#### Tasks to complete:
a) Copy the patch discussion from "[PATCH 3/5] drm/amdgpu: Prevent" to "look into this.", swapping "GPU reset" for "device reset".
b) In the patch discussion, which interrupt does the fix disable before the fence array is accessed?

#### Text to read:
+===+
[PATCH 3/5] drm/amdgpu: Prevent race between late signaled fences and GPU reset.

Thu Jun 23 05:57:28 UTC 2022

Am 22.06.22 um 19:31 schrieb Andrey Grodzovsky:
> Just a ping

You need to give me at least some time to look into this.

>
> Andrey
>
> On 2022-06-21 15:45, Andrey Grodzovsky wrote:
>>
>> On 2022-06-21 03:25, Christian König wrote:
>>> Am 21.06.22 um 00:03 schrieb Andrey Grodzovsky:
>>>> Problem:
>>>> After we start handling timed out jobs we assume there fences won't be
>>>> signaled but we cannot be sure and sometimes they fire late. We need
>>>> to prevent concurrent accesses to fence array from
>>>> amdgpu_fence_driver_clear_job_fences during GPU reset and 
>>>> amdgpu_fence_process
>>>> from a late EOP interrupt.
>>>>
>>>> Fix:
>>>> Before accessing fence array in GPU disable EOP interrupt and flush
>>>> all pending interrupt handlers for amdgpu device's interrupt line.
+===+
#### Some records:
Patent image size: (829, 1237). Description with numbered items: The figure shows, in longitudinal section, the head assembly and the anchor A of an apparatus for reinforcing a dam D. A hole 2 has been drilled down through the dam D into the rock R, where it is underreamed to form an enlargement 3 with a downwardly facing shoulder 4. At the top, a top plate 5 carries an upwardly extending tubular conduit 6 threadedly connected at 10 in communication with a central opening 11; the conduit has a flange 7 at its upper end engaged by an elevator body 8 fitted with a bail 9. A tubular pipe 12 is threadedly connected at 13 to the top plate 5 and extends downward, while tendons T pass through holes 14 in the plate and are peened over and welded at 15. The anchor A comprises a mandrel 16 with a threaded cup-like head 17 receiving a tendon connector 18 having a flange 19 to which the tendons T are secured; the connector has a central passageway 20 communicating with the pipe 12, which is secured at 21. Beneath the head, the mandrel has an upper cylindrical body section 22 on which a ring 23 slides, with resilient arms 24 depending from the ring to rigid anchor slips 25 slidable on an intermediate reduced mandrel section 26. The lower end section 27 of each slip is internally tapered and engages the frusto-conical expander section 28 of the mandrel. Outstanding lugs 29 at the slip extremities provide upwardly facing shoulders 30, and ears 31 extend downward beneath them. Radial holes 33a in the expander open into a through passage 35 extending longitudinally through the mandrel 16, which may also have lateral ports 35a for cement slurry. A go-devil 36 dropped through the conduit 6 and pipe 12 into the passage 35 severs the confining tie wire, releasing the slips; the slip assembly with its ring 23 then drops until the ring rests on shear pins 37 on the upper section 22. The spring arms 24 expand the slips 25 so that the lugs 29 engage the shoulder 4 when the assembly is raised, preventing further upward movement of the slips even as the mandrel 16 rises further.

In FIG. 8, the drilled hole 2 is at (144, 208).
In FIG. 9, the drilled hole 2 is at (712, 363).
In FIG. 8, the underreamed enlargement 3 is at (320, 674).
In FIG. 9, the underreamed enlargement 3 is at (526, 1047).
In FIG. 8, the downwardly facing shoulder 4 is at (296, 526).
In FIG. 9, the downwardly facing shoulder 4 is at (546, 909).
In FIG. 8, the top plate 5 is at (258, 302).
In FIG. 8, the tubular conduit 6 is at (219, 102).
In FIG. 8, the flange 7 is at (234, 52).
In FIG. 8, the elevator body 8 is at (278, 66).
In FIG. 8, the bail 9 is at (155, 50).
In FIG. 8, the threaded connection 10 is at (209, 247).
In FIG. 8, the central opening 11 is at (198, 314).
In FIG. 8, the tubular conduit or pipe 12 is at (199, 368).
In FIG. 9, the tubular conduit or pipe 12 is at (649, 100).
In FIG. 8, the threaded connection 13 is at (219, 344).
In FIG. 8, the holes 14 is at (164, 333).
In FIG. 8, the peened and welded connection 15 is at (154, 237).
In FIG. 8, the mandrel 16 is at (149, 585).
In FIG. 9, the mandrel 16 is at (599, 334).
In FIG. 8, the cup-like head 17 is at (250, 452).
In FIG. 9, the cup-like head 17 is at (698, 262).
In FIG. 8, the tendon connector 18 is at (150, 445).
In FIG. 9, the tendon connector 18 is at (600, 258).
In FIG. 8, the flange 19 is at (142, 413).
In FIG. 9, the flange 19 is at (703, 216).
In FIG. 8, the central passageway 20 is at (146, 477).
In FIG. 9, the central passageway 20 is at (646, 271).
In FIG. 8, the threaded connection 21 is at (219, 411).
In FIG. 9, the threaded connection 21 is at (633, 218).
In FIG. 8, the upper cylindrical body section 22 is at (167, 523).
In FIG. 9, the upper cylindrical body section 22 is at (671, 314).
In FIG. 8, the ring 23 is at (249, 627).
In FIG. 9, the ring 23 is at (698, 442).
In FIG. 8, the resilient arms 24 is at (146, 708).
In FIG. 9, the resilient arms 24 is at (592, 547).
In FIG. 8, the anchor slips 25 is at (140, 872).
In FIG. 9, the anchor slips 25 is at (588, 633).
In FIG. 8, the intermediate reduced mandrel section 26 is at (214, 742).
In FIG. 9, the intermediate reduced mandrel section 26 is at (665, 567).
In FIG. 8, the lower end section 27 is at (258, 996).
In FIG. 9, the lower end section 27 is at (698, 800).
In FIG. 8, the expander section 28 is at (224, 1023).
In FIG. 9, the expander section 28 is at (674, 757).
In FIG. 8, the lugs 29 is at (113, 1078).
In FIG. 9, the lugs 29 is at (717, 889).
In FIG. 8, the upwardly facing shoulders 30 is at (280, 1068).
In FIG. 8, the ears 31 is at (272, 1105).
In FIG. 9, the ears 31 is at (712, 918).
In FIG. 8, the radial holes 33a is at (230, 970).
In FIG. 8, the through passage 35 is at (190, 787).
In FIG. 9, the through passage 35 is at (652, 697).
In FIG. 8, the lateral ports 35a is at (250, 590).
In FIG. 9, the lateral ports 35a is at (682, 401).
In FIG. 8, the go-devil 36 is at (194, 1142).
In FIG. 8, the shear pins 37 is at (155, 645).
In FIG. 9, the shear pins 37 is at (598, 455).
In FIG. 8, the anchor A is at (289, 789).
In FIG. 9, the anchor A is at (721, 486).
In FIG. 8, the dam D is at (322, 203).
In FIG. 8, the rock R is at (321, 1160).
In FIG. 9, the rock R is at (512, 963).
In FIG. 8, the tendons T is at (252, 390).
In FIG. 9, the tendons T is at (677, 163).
+===+
#### Responses in order:
a)
[PATCH 3/5] drm/amdgpu: Prevent race between late signaled fences and device reset.

Thu Jun 23 05:57:28 UTC 2022

Am 22.06.22 um 19:31 schrieb Andrey Grodzovsky:
> Just a ping

You need to give me at least some time to look into this.

b) The EOP interrupt.